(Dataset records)
==*==

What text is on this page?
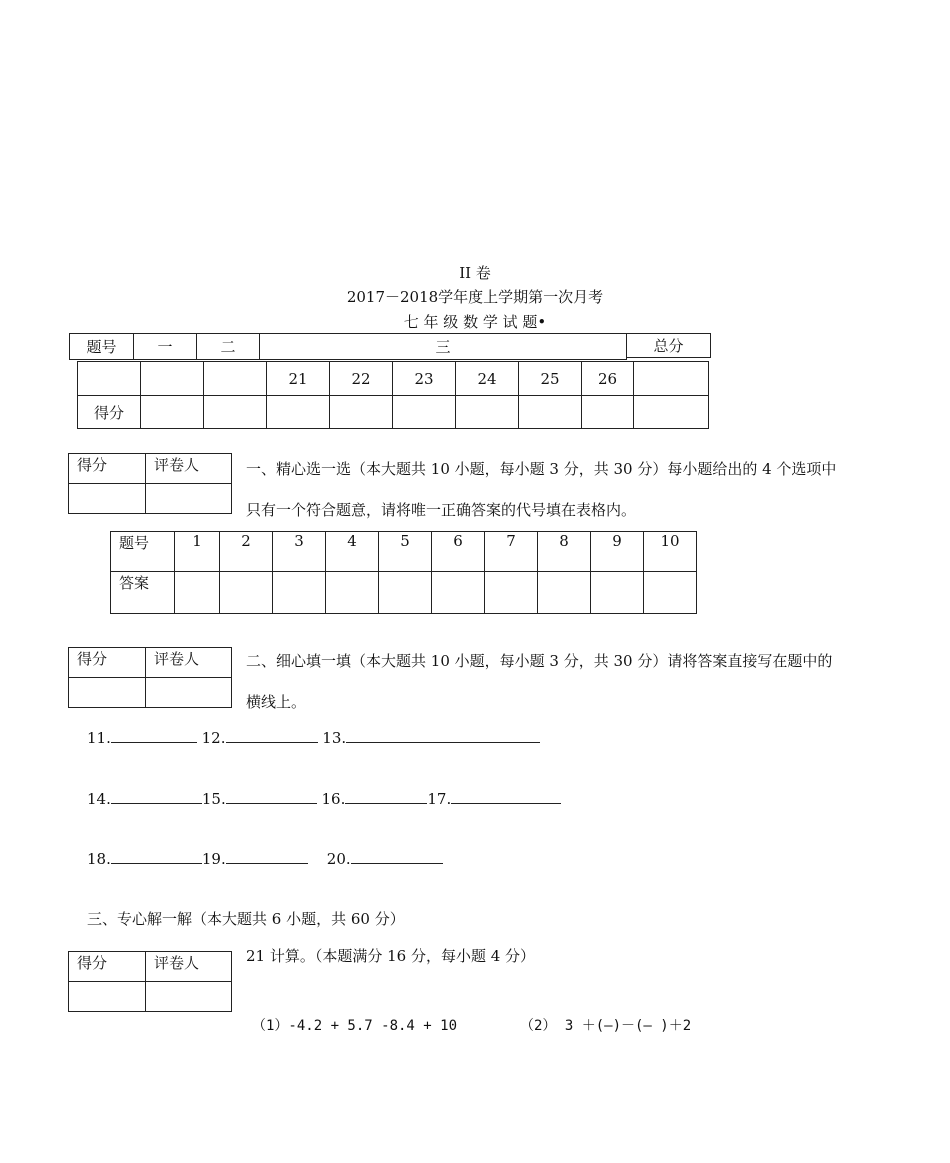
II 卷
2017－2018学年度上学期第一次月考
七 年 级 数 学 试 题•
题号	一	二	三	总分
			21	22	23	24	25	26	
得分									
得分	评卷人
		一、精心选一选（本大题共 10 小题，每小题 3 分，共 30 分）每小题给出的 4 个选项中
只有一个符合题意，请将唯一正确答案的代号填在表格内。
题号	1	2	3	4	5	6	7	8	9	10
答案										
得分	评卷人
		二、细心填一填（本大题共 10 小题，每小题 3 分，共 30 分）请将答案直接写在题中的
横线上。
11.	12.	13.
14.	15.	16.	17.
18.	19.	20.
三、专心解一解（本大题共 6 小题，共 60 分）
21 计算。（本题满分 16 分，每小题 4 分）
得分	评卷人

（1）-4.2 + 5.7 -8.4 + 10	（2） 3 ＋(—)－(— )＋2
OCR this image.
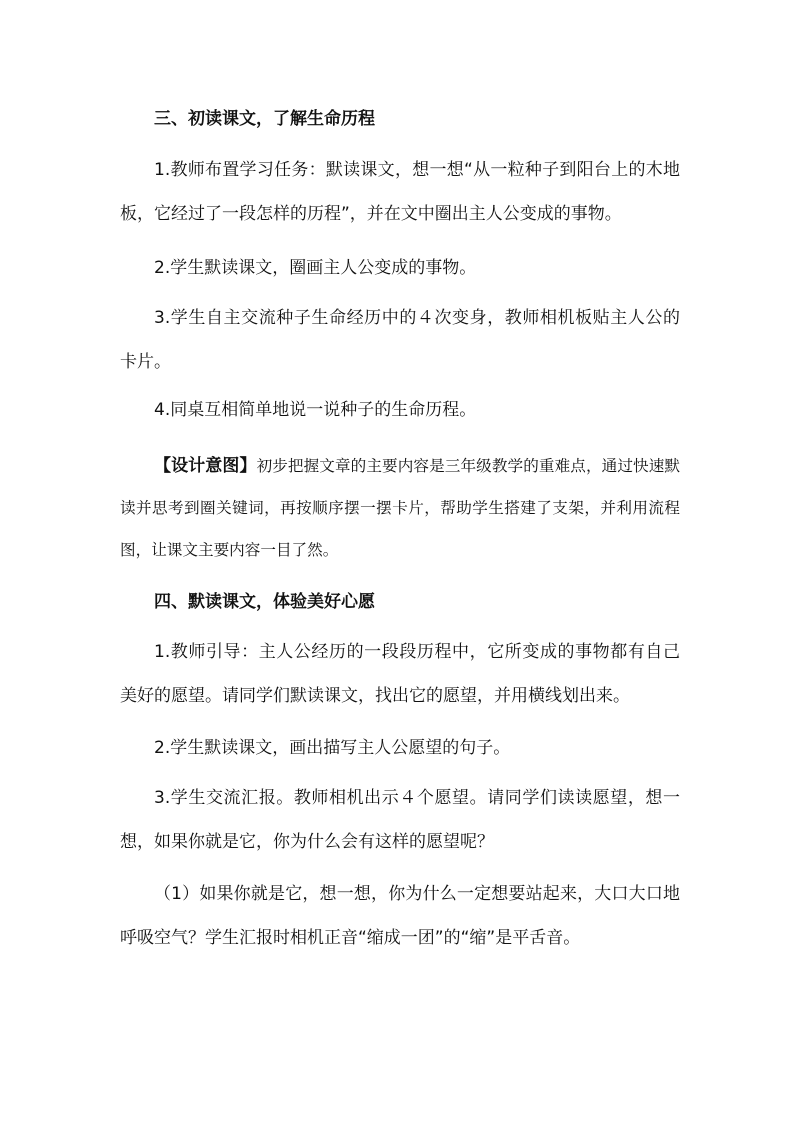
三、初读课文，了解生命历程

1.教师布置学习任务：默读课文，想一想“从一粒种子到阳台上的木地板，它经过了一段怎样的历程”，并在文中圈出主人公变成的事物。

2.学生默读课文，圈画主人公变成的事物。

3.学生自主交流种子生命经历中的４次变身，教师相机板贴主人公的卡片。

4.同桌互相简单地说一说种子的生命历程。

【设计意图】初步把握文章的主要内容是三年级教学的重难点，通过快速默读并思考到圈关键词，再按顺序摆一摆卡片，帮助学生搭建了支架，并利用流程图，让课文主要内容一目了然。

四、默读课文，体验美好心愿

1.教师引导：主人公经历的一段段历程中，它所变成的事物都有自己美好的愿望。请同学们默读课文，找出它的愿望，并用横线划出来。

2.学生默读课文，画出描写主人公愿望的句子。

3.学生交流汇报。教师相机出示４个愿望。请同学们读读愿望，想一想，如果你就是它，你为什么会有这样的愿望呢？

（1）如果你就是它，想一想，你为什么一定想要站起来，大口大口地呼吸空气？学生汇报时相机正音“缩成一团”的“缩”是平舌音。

==*==

Stated exercise: Repeat all the data as it stands, dropping any images it holds.

Exercise response:
What text is on this page?
II 卷
2017－2018学年度上学期第一次月考
七 年 级 数 学 试 题•
题号	一	二	三	总分
			21	22	23	24	25	26	
得分									
得分	评卷人
		一、精心选一选（本大题共 10 小题，每小题 3 分，共 30 分）每小题给出的 4 个选项中
只有一个符合题意，请将唯一正确答案的代号填在表格内。
题号	1	2	3	4	5	6	7	8	9	10
答案										
得分	评卷人
		二、细心填一填（本大题共 10 小题，每小题 3 分，共 30 分）请将答案直接写在题中的
横线上。
11.	12.	13.
14.	15.	16.	17.
18.	19.	20.
三、专心解一解（本大题共 6 小题，共 60 分）
21 计算。（本题满分 16 分，每小题 4 分）
得分	评卷人

（1）-4.2 + 5.7 -8.4 + 10	（2） 3 ＋(—)－(— )＋2
OCR this image.
三、初读课文，了解生命历程

1.教师布置学习任务：默读课文，想一想“从一粒种子到阳台上的木地板，它经过了一段怎样的历程”，并在文中圈出主人公变成的事物。

2.学生默读课文，圈画主人公变成的事物。

3.学生自主交流种子生命经历中的４次变身，教师相机板贴主人公的卡片。

4.同桌互相简单地说一说种子的生命历程。

【设计意图】初步把握文章的主要内容是三年级教学的重难点，通过快速默读并思考到圈关键词，再按顺序摆一摆卡片，帮助学生搭建了支架，并利用流程图，让课文主要内容一目了然。

四、默读课文，体验美好心愿

1.教师引导：主人公经历的一段段历程中，它所变成的事物都有自己美好的愿望。请同学们默读课文，找出它的愿望，并用横线划出来。

2.学生默读课文，画出描写主人公愿望的句子。

3.学生交流汇报。教师相机出示４个愿望。请同学们读读愿望，想一想，如果你就是它，你为什么会有这样的愿望呢？

（1）如果你就是它，想一想，你为什么一定想要站起来，大口大口地呼吸空气？学生汇报时相机正音“缩成一团”的“缩”是平舌音。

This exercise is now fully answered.